GIVEN TASK> Go through the records and give each one again exactly.

(begin)

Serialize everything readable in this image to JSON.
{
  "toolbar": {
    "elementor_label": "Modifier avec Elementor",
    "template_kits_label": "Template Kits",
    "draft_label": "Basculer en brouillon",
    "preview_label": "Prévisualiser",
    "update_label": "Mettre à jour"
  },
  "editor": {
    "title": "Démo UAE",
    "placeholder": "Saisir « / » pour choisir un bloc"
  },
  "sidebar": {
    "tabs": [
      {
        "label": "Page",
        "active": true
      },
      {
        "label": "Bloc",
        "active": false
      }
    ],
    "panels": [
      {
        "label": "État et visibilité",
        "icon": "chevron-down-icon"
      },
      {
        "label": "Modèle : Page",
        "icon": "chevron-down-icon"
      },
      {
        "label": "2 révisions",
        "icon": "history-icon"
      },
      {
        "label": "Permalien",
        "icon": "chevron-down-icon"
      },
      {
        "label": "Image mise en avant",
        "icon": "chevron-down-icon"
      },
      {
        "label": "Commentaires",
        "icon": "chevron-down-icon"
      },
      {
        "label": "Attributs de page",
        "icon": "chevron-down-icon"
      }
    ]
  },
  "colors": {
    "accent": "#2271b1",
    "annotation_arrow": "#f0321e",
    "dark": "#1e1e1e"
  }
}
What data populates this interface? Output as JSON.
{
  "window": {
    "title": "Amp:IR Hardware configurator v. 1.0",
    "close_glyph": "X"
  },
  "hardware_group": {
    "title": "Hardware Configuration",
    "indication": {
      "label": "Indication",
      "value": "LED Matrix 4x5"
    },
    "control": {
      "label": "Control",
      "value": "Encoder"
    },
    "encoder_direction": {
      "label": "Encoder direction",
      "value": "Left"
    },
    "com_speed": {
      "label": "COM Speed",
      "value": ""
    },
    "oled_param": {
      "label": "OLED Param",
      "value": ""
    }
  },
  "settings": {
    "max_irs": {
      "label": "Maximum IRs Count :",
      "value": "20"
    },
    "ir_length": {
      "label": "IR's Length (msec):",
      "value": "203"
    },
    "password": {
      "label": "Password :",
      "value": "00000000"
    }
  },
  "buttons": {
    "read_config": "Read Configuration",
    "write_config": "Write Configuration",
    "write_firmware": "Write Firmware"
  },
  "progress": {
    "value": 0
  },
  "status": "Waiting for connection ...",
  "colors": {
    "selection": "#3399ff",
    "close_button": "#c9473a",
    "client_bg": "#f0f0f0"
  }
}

(end)

ANSWER TO THIS EXERCISE>
Serialize everything readable in this image to JSON.
{
  "toolbar": {
    "elementor_label": "Modifier avec Elementor",
    "template_kits_label": "Template Kits",
    "draft_label": "Basculer en brouillon",
    "preview_label": "Prévisualiser",
    "update_label": "Mettre à jour"
  },
  "editor": {
    "title": "Démo UAE",
    "placeholder": "Saisir « / » pour choisir un bloc"
  },
  "sidebar": {
    "tabs": [
      {
        "label": "Page",
        "active": true
      },
      {
        "label": "Bloc",
        "active": false
      }
    ],
    "panels": [
      {
        "label": "État et visibilité",
        "icon": "chevron-down-icon"
      },
      {
        "label": "Modèle : Page",
        "icon": "chevron-down-icon"
      },
      {
        "label": "2 révisions",
        "icon": "history-icon"
      },
      {
        "label": "Permalien",
        "icon": "chevron-down-icon"
      },
      {
        "label": "Image mise en avant",
        "icon": "chevron-down-icon"
      },
      {
        "label": "Commentaires",
        "icon": "chevron-down-icon"
      },
      {
        "label": "Attributs de page",
        "icon": "chevron-down-icon"
      }
    ]
  },
  "colors": {
    "accent": "#2271b1",
    "annotation_arrow": "#f0321e",
    "dark": "#1e1e1e"
  }
}
What data populates this interface? Output as JSON.
{
  "window": {
    "title": "Amp:IR Hardware configurator v. 1.0",
    "close_glyph": "X"
  },
  "hardware_group": {
    "title": "Hardware Configuration",
    "indication": {
      "label": "Indication",
      "value": "LED Matrix 4x5"
    },
    "control": {
      "label": "Control",
      "value": "Encoder"
    },
    "encoder_direction": {
      "label": "Encoder direction",
      "value": "Left"
    },
    "com_speed": {
      "label": "COM Speed",
      "value": ""
    },
    "oled_param": {
      "label": "OLED Param",
      "value": ""
    }
  },
  "settings": {
    "max_irs": {
      "label": "Maximum IRs Count :",
      "value": "20"
    },
    "ir_length": {
      "label": "IR's Length (msec):",
      "value": "203"
    },
    "password": {
      "label": "Password :",
      "value": "00000000"
    }
  },
  "buttons": {
    "read_config": "Read Configuration",
    "write_config": "Write Configuration",
    "write_firmware": "Write Firmware"
  },
  "progress": {
    "value": 0
  },
  "status": "Waiting for connection ...",
  "colors": {
    "selection": "#3399ff",
    "close_button": "#c9473a",
    "client_bg": "#f0f0f0"
  }
}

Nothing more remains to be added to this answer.